● Exercise prompt: Please copy the data below verbatim, from the line with "reward-item-cauldron[interactable]: 5 帝君鼎碎片" to the line with "item-name: 寻龙桩 xyxy=(104,782,162,804)", including both of those lines.

(Layout annotation records)
◆ ◆ ◆

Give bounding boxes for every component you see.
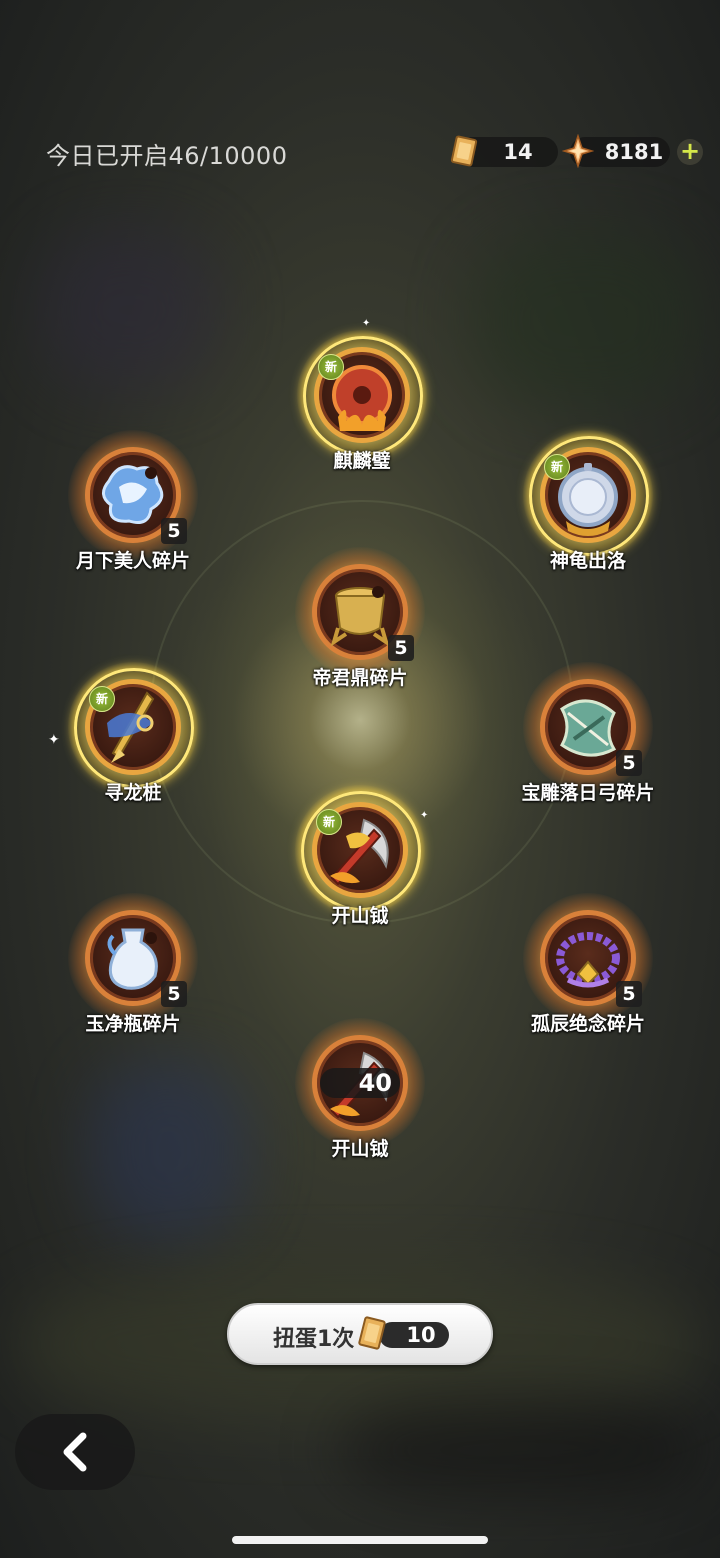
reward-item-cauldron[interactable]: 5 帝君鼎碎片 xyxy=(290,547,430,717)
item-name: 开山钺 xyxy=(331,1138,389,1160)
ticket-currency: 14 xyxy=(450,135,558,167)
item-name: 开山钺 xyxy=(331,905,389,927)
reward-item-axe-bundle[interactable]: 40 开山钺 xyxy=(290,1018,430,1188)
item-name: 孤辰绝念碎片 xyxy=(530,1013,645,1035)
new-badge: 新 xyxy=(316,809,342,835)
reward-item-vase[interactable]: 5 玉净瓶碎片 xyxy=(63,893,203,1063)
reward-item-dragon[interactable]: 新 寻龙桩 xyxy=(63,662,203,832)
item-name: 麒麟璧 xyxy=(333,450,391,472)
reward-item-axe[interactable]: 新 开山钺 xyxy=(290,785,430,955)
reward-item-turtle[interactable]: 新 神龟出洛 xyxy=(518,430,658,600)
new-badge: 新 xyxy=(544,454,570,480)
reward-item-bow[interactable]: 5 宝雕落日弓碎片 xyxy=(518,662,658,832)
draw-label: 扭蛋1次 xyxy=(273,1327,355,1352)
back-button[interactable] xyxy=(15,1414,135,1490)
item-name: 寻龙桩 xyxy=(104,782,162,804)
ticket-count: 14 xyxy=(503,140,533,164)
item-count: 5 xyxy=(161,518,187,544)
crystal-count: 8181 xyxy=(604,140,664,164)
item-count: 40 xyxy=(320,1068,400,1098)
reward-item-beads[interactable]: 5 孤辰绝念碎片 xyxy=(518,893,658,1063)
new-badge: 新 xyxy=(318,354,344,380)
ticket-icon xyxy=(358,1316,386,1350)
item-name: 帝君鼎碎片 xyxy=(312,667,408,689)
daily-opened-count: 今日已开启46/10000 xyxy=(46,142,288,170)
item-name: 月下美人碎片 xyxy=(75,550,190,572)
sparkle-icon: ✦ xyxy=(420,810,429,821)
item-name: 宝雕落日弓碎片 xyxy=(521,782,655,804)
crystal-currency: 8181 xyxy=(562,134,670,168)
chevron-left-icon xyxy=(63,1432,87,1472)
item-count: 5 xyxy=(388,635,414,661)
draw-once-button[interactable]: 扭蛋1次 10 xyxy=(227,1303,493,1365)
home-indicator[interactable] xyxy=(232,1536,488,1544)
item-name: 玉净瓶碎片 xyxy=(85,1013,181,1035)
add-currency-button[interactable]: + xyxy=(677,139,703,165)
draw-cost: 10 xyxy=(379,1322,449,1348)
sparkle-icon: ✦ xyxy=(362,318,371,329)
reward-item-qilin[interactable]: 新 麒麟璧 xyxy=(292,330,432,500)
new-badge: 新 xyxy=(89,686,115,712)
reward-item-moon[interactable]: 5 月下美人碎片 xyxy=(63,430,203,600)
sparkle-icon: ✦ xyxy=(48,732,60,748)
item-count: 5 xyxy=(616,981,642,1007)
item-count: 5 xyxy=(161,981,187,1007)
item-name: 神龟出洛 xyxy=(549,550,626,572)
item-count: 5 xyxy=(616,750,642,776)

◆ ◆ ◆

● Solution for this problem:
reward-item-cauldron[interactable]: 5 帝君鼎碎片 xyxy=(290,547,430,717)
item-name: 开山钺 xyxy=(331,1138,389,1160)
ticket-currency: 14 xyxy=(450,135,558,167)
item-name: 开山钺 xyxy=(331,905,389,927)
reward-item-axe-bundle[interactable]: 40 开山钺 xyxy=(290,1018,430,1188)
item-name: 孤辰绝念碎片 xyxy=(530,1013,645,1035)
new-badge: 新 xyxy=(316,809,342,835)
reward-item-vase[interactable]: 5 玉净瓶碎片 xyxy=(63,893,203,1063)
reward-item-dragon[interactable]: 新 寻龙桩 xyxy=(63,662,203,832)
item-name: 麒麟璧 xyxy=(333,450,391,472)
reward-item-axe[interactable]: 新 开山钺 xyxy=(290,785,430,955)
reward-item-turtle[interactable]: 新 神龟出洛 xyxy=(518,430,658,600)
new-badge: 新 xyxy=(544,454,570,480)
reward-item-bow[interactable]: 5 宝雕落日弓碎片 xyxy=(518,662,658,832)
draw-label: 扭蛋1次 xyxy=(273,1327,355,1352)
back-button[interactable] xyxy=(15,1414,135,1490)
item-name: 寻龙桩 xyxy=(104,782,162,804)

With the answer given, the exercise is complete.